Write out, precisely and in full, each line of the material.
====== Recorded data
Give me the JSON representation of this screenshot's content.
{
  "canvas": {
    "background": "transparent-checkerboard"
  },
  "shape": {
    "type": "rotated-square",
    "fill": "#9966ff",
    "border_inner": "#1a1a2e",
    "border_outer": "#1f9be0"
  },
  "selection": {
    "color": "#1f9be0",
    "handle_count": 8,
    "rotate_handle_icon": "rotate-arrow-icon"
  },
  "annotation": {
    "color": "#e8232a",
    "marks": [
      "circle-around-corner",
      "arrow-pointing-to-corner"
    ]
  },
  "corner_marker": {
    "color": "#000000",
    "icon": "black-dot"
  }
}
============
The completed task
Give me the JSON representation of this screenshot's content.
{
  "canvas": {
    "background": "transparent-checkerboard"
  },
  "shape": {
    "type": "rotated-square",
    "fill": "#9966ff",
    "border_inner": "#1a1a2e",
    "border_outer": "#1f9be0"
  },
  "selection": {
    "color": "#1f9be0",
    "handle_count": 8,
    "rotate_handle_icon": "rotate-arrow-icon"
  },
  "annotation": {
    "color": "#e8232a",
    "marks": [
      "circle-around-corner",
      "arrow-pointing-to-corner"
    ]
  },
  "corner_marker": {
    "color": "#000000",
    "icon": "black-dot"
  }
}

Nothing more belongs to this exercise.